═══ Records for the exercise

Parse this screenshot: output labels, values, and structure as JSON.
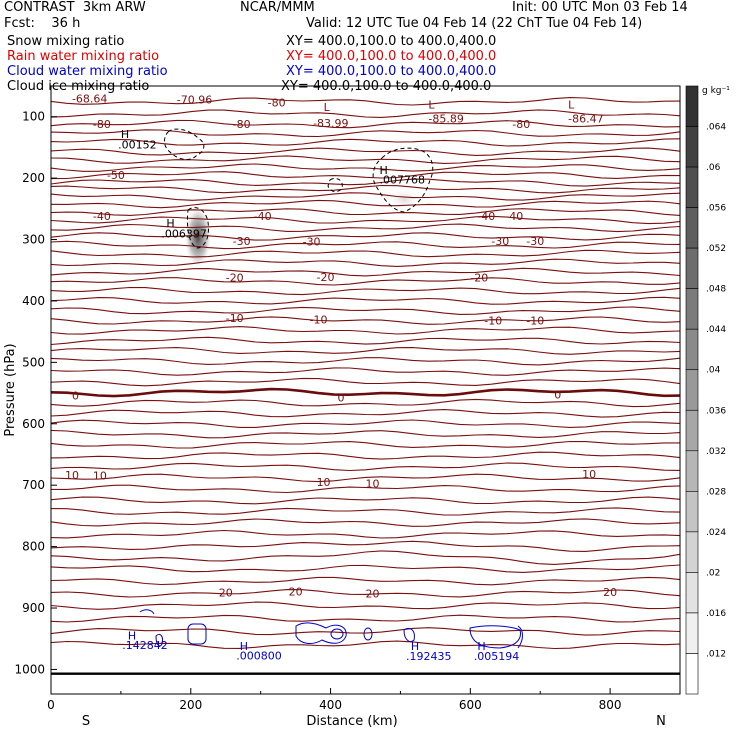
{
  "header": {
    "title": "CONTRAST  3km ARW",
    "center": "NCAR/MMM",
    "init": "Init: 00 UTC Mon 03 Feb 14",
    "fcst": "Fcst:    36 h",
    "valid": "Valid: 12 UTC Tue 04 Feb 14 (22 ChT Tue 04 Feb 14)"
  },
  "fields": [
    {
      "name": "Snow mixing ratio",
      "xy": "XY= 400.0,100.0 to 400.0,400.0",
      "color": "#000000"
    },
    {
      "name": "Rain water mixing ratio",
      "xy": "XY= 400.0,100.0 to 400.0,400.0",
      "color": "#e00000"
    },
    {
      "name": "Cloud water mixing ratio",
      "xy": "XY= 400.0,100.0 to 400.0,400.0",
      "color": "#0000cc"
    },
    {
      "name": "Cloud ice mixing ratio",
      "xy": "XY= 400.0,100.0 to 400.0,400.0",
      "color": "#000000"
    }
  ],
  "chart_data": {
    "type": "contour",
    "xlabel": "Distance (km)",
    "ylabel": "Pressure (hPa)",
    "xlim": [
      0,
      900
    ],
    "ylim": [
      1040,
      50
    ],
    "x_ticks": [
      0,
      200,
      400,
      600,
      800
    ],
    "y_ticks": [
      100,
      200,
      300,
      400,
      500,
      600,
      700,
      800,
      900,
      1000
    ],
    "x_end_labels": {
      "left": "S",
      "right": "N"
    },
    "colorbar": {
      "unit": "g kg⁻¹",
      "labels": [
        ".012",
        ".016",
        ".02",
        ".024",
        ".028",
        ".032",
        ".036",
        ".04",
        ".044",
        ".048",
        ".052",
        ".056",
        ".06",
        ".064"
      ],
      "min": 0.008,
      "max": 0.068
    },
    "temperature_contour_labels": [
      {
        "x": 30,
        "p": 70,
        "text": "-68.64"
      },
      {
        "x": 180,
        "p": 72,
        "text": "-70.96"
      },
      {
        "x": 310,
        "p": 77,
        "text": "-80"
      },
      {
        "x": 60,
        "p": 112,
        "text": "-80"
      },
      {
        "x": 260,
        "p": 112,
        "text": "-80"
      },
      {
        "x": 660,
        "p": 112,
        "text": "-80"
      },
      {
        "x": 80,
        "p": 195,
        "text": "-50"
      },
      {
        "x": 60,
        "p": 262,
        "text": "-40"
      },
      {
        "x": 290,
        "p": 262,
        "text": "-40"
      },
      {
        "x": 610,
        "p": 262,
        "text": "-40"
      },
      {
        "x": 650,
        "p": 262,
        "text": "-40"
      },
      {
        "x": 260,
        "p": 302,
        "text": "-30"
      },
      {
        "x": 360,
        "p": 303,
        "text": "-30"
      },
      {
        "x": 630,
        "p": 302,
        "text": "-30"
      },
      {
        "x": 680,
        "p": 302,
        "text": "-30"
      },
      {
        "x": 250,
        "p": 362,
        "text": "-20"
      },
      {
        "x": 380,
        "p": 361,
        "text": "-20"
      },
      {
        "x": 600,
        "p": 362,
        "text": "-20"
      },
      {
        "x": 250,
        "p": 428,
        "text": "-10"
      },
      {
        "x": 370,
        "p": 430,
        "text": "-10"
      },
      {
        "x": 620,
        "p": 432,
        "text": "-10"
      },
      {
        "x": 680,
        "p": 432,
        "text": "-10"
      },
      {
        "x": 30,
        "p": 554,
        "text": "0"
      },
      {
        "x": 410,
        "p": 557,
        "text": "0"
      },
      {
        "x": 720,
        "p": 552,
        "text": "0"
      },
      {
        "x": 20,
        "p": 683,
        "text": "10"
      },
      {
        "x": 60,
        "p": 684,
        "text": "10"
      },
      {
        "x": 380,
        "p": 695,
        "text": "10"
      },
      {
        "x": 450,
        "p": 697,
        "text": "10"
      },
      {
        "x": 760,
        "p": 682,
        "text": "10"
      },
      {
        "x": 240,
        "p": 875,
        "text": "20"
      },
      {
        "x": 340,
        "p": 873,
        "text": "20"
      },
      {
        "x": 450,
        "p": 876,
        "text": "20"
      },
      {
        "x": 790,
        "p": 874,
        "text": "20"
      }
    ],
    "extrema_labels": [
      {
        "x": 390,
        "p": 84,
        "text": "L"
      },
      {
        "x": 540,
        "p": 80,
        "text": "L"
      },
      {
        "x": 740,
        "p": 80,
        "text": "L"
      },
      {
        "x": 375,
        "p": 110,
        "text": "-83.99"
      },
      {
        "x": 540,
        "p": 103,
        "text": "-85.89"
      },
      {
        "x": 740,
        "p": 103,
        "text": "-86.47"
      },
      {
        "x": 100,
        "p": 128,
        "text": "H"
      },
      {
        "x": 96,
        "p": 145,
        "text": ".00152"
      },
      {
        "x": 470,
        "p": 187,
        "text": "H"
      },
      {
        "x": 470,
        "p": 202,
        "text": ".007768"
      },
      {
        "x": 165,
        "p": 273,
        "text": "H"
      },
      {
        "x": 158,
        "p": 290,
        "text": ".006397"
      },
      {
        "x": 110,
        "p": 945,
        "text": "H",
        "color": "#0000cc"
      },
      {
        "x": 102,
        "p": 960,
        "text": ".142842",
        "color": "#0000cc"
      },
      {
        "x": 270,
        "p": 962,
        "text": "H",
        "color": "#0000cc"
      },
      {
        "x": 265,
        "p": 977,
        "text": ".000800",
        "color": "#0000cc"
      },
      {
        "x": 515,
        "p": 962,
        "text": "H",
        "color": "#0000cc"
      },
      {
        "x": 508,
        "p": 978,
        "text": ".192435",
        "color": "#0000cc"
      },
      {
        "x": 610,
        "p": 962,
        "text": "H",
        "color": "#0000cc"
      },
      {
        "x": 605,
        "p": 978,
        "text": ".005194",
        "color": "#0000cc"
      }
    ]
  }
}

══════

#### Work to do
Verbatim reproduction of every record is required; images are left out.

#### Exercise solution
Parse this screenshot: output labels, values, and structure as JSON.
{
  "header": {
    "title": "CONTRAST  3km ARW",
    "center": "NCAR/MMM",
    "init": "Init: 00 UTC Mon 03 Feb 14",
    "fcst": "Fcst:    36 h",
    "valid": "Valid: 12 UTC Tue 04 Feb 14 (22 ChT Tue 04 Feb 14)"
  },
  "fields": [
    {
      "name": "Snow mixing ratio",
      "xy": "XY= 400.0,100.0 to 400.0,400.0",
      "color": "#000000"
    },
    {
      "name": "Rain water mixing ratio",
      "xy": "XY= 400.0,100.0 to 400.0,400.0",
      "color": "#e00000"
    },
    {
      "name": "Cloud water mixing ratio",
      "xy": "XY= 400.0,100.0 to 400.0,400.0",
      "color": "#0000cc"
    },
    {
      "name": "Cloud ice mixing ratio",
      "xy": "XY= 400.0,100.0 to 400.0,400.0",
      "color": "#000000"
    }
  ],
  "chart_data": {
    "type": "contour",
    "xlabel": "Distance (km)",
    "ylabel": "Pressure (hPa)",
    "xlim": [
      0,
      900
    ],
    "ylim": [
      1040,
      50
    ],
    "x_ticks": [
      0,
      200,
      400,
      600,
      800
    ],
    "y_ticks": [
      100,
      200,
      300,
      400,
      500,
      600,
      700,
      800,
      900,
      1000
    ],
    "x_end_labels": {
      "left": "S",
      "right": "N"
    },
    "colorbar": {
      "unit": "g kg⁻¹",
      "labels": [
        ".012",
        ".016",
        ".02",
        ".024",
        ".028",
        ".032",
        ".036",
        ".04",
        ".044",
        ".048",
        ".052",
        ".056",
        ".06",
        ".064"
      ],
      "min": 0.008,
      "max": 0.068
    },
    "temperature_contour_labels": [
      {
        "x": 30,
        "p": 70,
        "text": "-68.64"
      },
      {
        "x": 180,
        "p": 72,
        "text": "-70.96"
      },
      {
        "x": 310,
        "p": 77,
        "text": "-80"
      },
      {
        "x": 60,
        "p": 112,
        "text": "-80"
      },
      {
        "x": 260,
        "p": 112,
        "text": "-80"
      },
      {
        "x": 660,
        "p": 112,
        "text": "-80"
      },
      {
        "x": 80,
        "p": 195,
        "text": "-50"
      },
      {
        "x": 60,
        "p": 262,
        "text": "-40"
      },
      {
        "x": 290,
        "p": 262,
        "text": "-40"
      },
      {
        "x": 610,
        "p": 262,
        "text": "-40"
      },
      {
        "x": 650,
        "p": 262,
        "text": "-40"
      },
      {
        "x": 260,
        "p": 302,
        "text": "-30"
      },
      {
        "x": 360,
        "p": 303,
        "text": "-30"
      },
      {
        "x": 630,
        "p": 302,
        "text": "-30"
      },
      {
        "x": 680,
        "p": 302,
        "text": "-30"
      },
      {
        "x": 250,
        "p": 362,
        "text": "-20"
      },
      {
        "x": 380,
        "p": 361,
        "text": "-20"
      },
      {
        "x": 600,
        "p": 362,
        "text": "-20"
      },
      {
        "x": 250,
        "p": 428,
        "text": "-10"
      },
      {
        "x": 370,
        "p": 430,
        "text": "-10"
      },
      {
        "x": 620,
        "p": 432,
        "text": "-10"
      },
      {
        "x": 680,
        "p": 432,
        "text": "-10"
      },
      {
        "x": 30,
        "p": 554,
        "text": "0"
      },
      {
        "x": 410,
        "p": 557,
        "text": "0"
      },
      {
        "x": 720,
        "p": 552,
        "text": "0"
      },
      {
        "x": 20,
        "p": 683,
        "text": "10"
      },
      {
        "x": 60,
        "p": 684,
        "text": "10"
      },
      {
        "x": 380,
        "p": 695,
        "text": "10"
      },
      {
        "x": 450,
        "p": 697,
        "text": "10"
      },
      {
        "x": 760,
        "p": 682,
        "text": "10"
      },
      {
        "x": 240,
        "p": 875,
        "text": "20"
      },
      {
        "x": 340,
        "p": 873,
        "text": "20"
      },
      {
        "x": 450,
        "p": 876,
        "text": "20"
      },
      {
        "x": 790,
        "p": 874,
        "text": "20"
      }
    ],
    "extrema_labels": [
      {
        "x": 390,
        "p": 84,
        "text": "L"
      },
      {
        "x": 540,
        "p": 80,
        "text": "L"
      },
      {
        "x": 740,
        "p": 80,
        "text": "L"
      },
      {
        "x": 375,
        "p": 110,
        "text": "-83.99"
      },
      {
        "x": 540,
        "p": 103,
        "text": "-85.89"
      },
      {
        "x": 740,
        "p": 103,
        "text": "-86.47"
      },
      {
        "x": 100,
        "p": 128,
        "text": "H"
      },
      {
        "x": 96,
        "p": 145,
        "text": ".00152"
      },
      {
        "x": 470,
        "p": 187,
        "text": "H"
      },
      {
        "x": 470,
        "p": 202,
        "text": ".007768"
      },
      {
        "x": 165,
        "p": 273,
        "text": "H"
      },
      {
        "x": 158,
        "p": 290,
        "text": ".006397"
      },
      {
        "x": 110,
        "p": 945,
        "text": "H",
        "color": "#0000cc"
      },
      {
        "x": 102,
        "p": 960,
        "text": ".142842",
        "color": "#0000cc"
      },
      {
        "x": 270,
        "p": 962,
        "text": "H",
        "color": "#0000cc"
      },
      {
        "x": 265,
        "p": 977,
        "text": ".000800",
        "color": "#0000cc"
      },
      {
        "x": 515,
        "p": 962,
        "text": "H",
        "color": "#0000cc"
      },
      {
        "x": 508,
        "p": 978,
        "text": ".192435",
        "color": "#0000cc"
      },
      {
        "x": 610,
        "p": 962,
        "text": "H",
        "color": "#0000cc"
      },
      {
        "x": 605,
        "p": 978,
        "text": ".005194",
        "color": "#0000cc"
      }
    ]
  }
}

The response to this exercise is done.